Your objective:
Print the records below word for word, but leave out the pictures.
------------------------------------------------------------------------
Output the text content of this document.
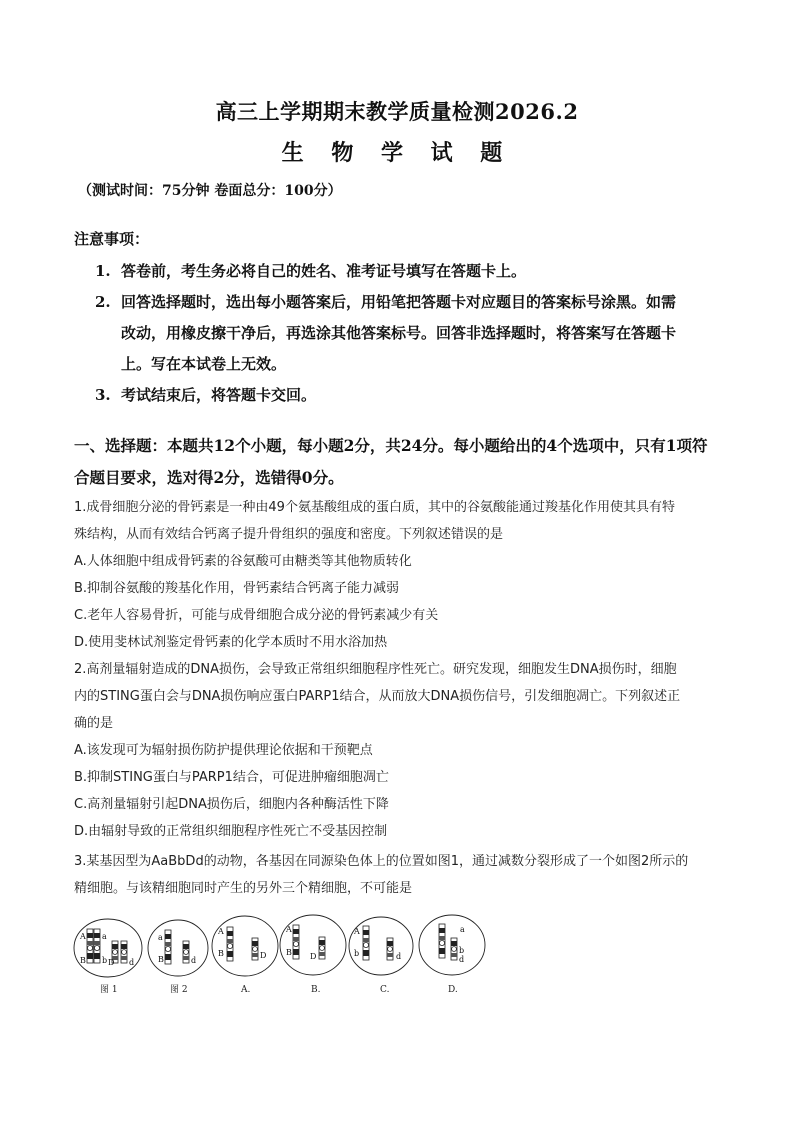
高三上学期期末教学质量检测2026.2
生 物 学 试 题
（测试时间：75分钟 卷面总分：100分）
注意事项：
1. 答卷前，考生务必将自己的姓名、准考证号填写在答题卡上。
2. 回答选择题时，选出每小题答案后，用铅笔把答题卡对应题目的答案标号涂黑。如需
改动，用橡皮擦干净后，再选涂其他答案标号。回答非选择题时，将答案写在答题卡
上。写在本试卷上无效。
3. 考试结束后，将答题卡交回。
一、选择题：本题共12个小题，每小题2分，共24分。每小题给出的4个选项中，只有1项符
合题目要求，选对得2分，选错得0分。
1.成骨细胞分泌的骨钙素是一种由49个氨基酸组成的蛋白质，其中的谷氨酸能通过羧基化作用使其具有特
殊结构，从而有效结合钙离子提升骨组织的强度和密度。下列叙述错误的是
A.人体细胞中组成骨钙素的谷氨酸可由糖类等其他物质转化
B.抑制谷氨酸的羧基化作用，骨钙素结合钙离子能力减弱
C.老年人容易骨折，可能与成骨细胞合成分泌的骨钙素减少有关
D.使用斐林试剂鉴定骨钙素的化学本质时不用水浴加热
2.高剂量辐射造成的DNA损伤，会导致正常组织细胞程序性死亡。研究发现，细胞发生DNA损伤时，细胞
内的STING蛋白会与DNA损伤响应蛋白PARP1结合，从而放大DNA损伤信号，引发细胞凋亡。下列叙述正
确的是
A.该发现可为辐射损伤防护提供理论依据和干预靶点
B.抑制STING蛋白与PARP1结合，可促进肿瘤细胞凋亡
C.高剂量辐射引起DNA损伤后，细胞内各种酶活性下降
D.由辐射导致的正常组织细胞程序性死亡不受基因控制
3.某基因型为AaBbDd的动物，各基因在同源染色体上的位置如图1，通过减数分裂形成了一个如图2所示的
精细胞。与该精细胞同时产生的另外三个精细胞，不可能是
A
B
a
b D d
图 1
a
B	d
图 2
A
B	D
A.
A
B D
B.
A
b	d
C.
a
b
d
D.
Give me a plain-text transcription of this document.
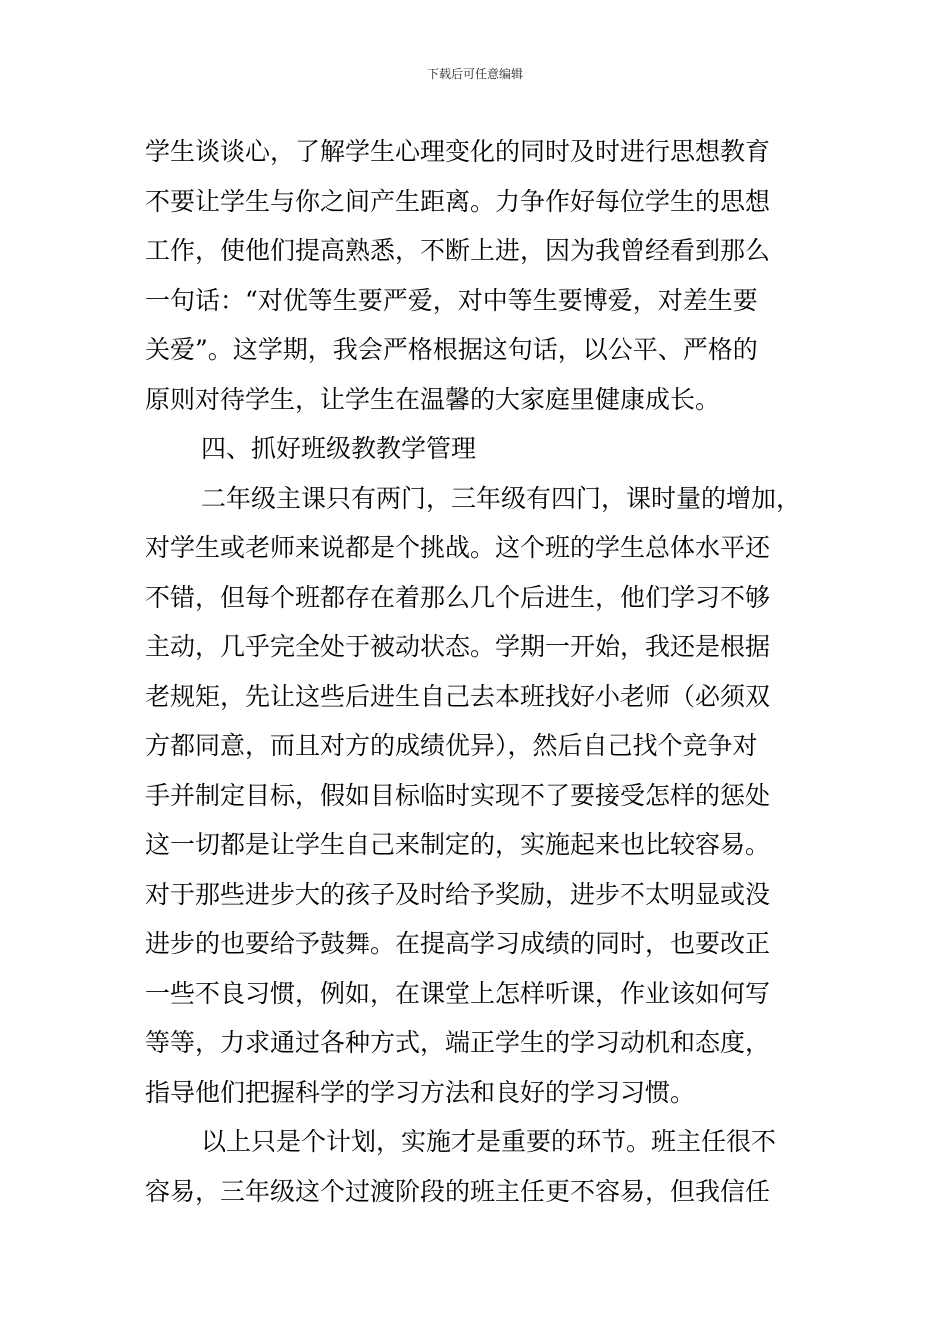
下载后可任意编辑
学生谈谈心，了解学生心理变化的同时及时进行思想教育
不要让学生与你之间产生距离。力争作好每位学生的思想
工作，使他们提高熟悉，不断上进，因为我曾经看到那么
一句话：“对优等生要严爱，对中等生要博爱，对差生要
关爱”。这学期，我会严格根据这句话，以公平、严格的
原则对待学生，让学生在温馨的大家庭里健康成长。
四、抓好班级教教学管理
二年级主课只有两门，三年级有四门，课时量的增加，
对学生或老师来说都是个挑战。这个班的学生总体水平还
不错，但每个班都存在着那么几个后进生，他们学习不够
主动，几乎完全处于被动状态。学期一开始，我还是根据
老规矩，先让这些后进生自己去本班找好小老师（必须双
方都同意，而且对方的成绩优异），然后自己找个竞争对
手并制定目标，假如目标临时实现不了要接受怎样的惩处
这一切都是让学生自己来制定的，实施起来也比较容易。
对于那些进步大的孩子及时给予奖励，进步不太明显或没
进步的也要给予鼓舞。在提高学习成绩的同时，也要改正
一些不良习惯，例如，在课堂上怎样听课，作业该如何写
等等，力求通过各种方式，端正学生的学习动机和态度，
指导他们把握科学的学习方法和良好的学习习惯。
以上只是个计划，实施才是重要的环节。班主任很不
容易，三年级这个过渡阶段的班主任更不容易，但我信任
------------------------------------------------------------------------
Answer to the task:
Output the text content of this document.
高三上学期期末教学质量检测2026.2
生 物 学 试 题
（测试时间：75分钟 卷面总分：100分）
注意事项：
1. 答卷前，考生务必将自己的姓名、准考证号填写在答题卡上。
2. 回答选择题时，选出每小题答案后，用铅笔把答题卡对应题目的答案标号涂黑。如需
改动，用橡皮擦干净后，再选涂其他答案标号。回答非选择题时，将答案写在答题卡
上。写在本试卷上无效。
3. 考试结束后，将答题卡交回。
一、选择题：本题共12个小题，每小题2分，共24分。每小题给出的4个选项中，只有1项符
合题目要求，选对得2分，选错得0分。
1.成骨细胞分泌的骨钙素是一种由49个氨基酸组成的蛋白质，其中的谷氨酸能通过羧基化作用使其具有特
殊结构，从而有效结合钙离子提升骨组织的强度和密度。下列叙述错误的是
A.人体细胞中组成骨钙素的谷氨酸可由糖类等其他物质转化
B.抑制谷氨酸的羧基化作用，骨钙素结合钙离子能力减弱
C.老年人容易骨折，可能与成骨细胞合成分泌的骨钙素减少有关
D.使用斐林试剂鉴定骨钙素的化学本质时不用水浴加热
2.高剂量辐射造成的DNA损伤，会导致正常组织细胞程序性死亡。研究发现，细胞发生DNA损伤时，细胞
内的STING蛋白会与DNA损伤响应蛋白PARP1结合，从而放大DNA损伤信号，引发细胞凋亡。下列叙述正
确的是
A.该发现可为辐射损伤防护提供理论依据和干预靶点
B.抑制STING蛋白与PARP1结合，可促进肿瘤细胞凋亡
C.高剂量辐射引起DNA损伤后，细胞内各种酶活性下降
D.由辐射导致的正常组织细胞程序性死亡不受基因控制
3.某基因型为AaBbDd的动物，各基因在同源染色体上的位置如图1，通过减数分裂形成了一个如图2所示的
精细胞。与该精细胞同时产生的另外三个精细胞，不可能是
A
B
a
b D d
图 1
a
B	d
图 2
A
B	D
A.
A
B D
B.
A
b	d
C.
a
b
d
D.
Give me a plain-text transcription of this document.
下载后可任意编辑
学生谈谈心，了解学生心理变化的同时及时进行思想教育
不要让学生与你之间产生距离。力争作好每位学生的思想
工作，使他们提高熟悉，不断上进，因为我曾经看到那么
一句话：“对优等生要严爱，对中等生要博爱，对差生要
关爱”。这学期，我会严格根据这句话，以公平、严格的
原则对待学生，让学生在温馨的大家庭里健康成长。
四、抓好班级教教学管理
二年级主课只有两门，三年级有四门，课时量的增加，
对学生或老师来说都是个挑战。这个班的学生总体水平还
不错，但每个班都存在着那么几个后进生，他们学习不够
主动，几乎完全处于被动状态。学期一开始，我还是根据
老规矩，先让这些后进生自己去本班找好小老师（必须双
方都同意，而且对方的成绩优异），然后自己找个竞争对
手并制定目标，假如目标临时实现不了要接受怎样的惩处
这一切都是让学生自己来制定的，实施起来也比较容易。
对于那些进步大的孩子及时给予奖励，进步不太明显或没
进步的也要给予鼓舞。在提高学习成绩的同时，也要改正
一些不良习惯，例如，在课堂上怎样听课，作业该如何写
等等，力求通过各种方式，端正学生的学习动机和态度，
指导他们把握科学的学习方法和良好的学习习惯。
以上只是个计划，实施才是重要的环节。班主任很不
容易，三年级这个过渡阶段的班主任更不容易，但我信任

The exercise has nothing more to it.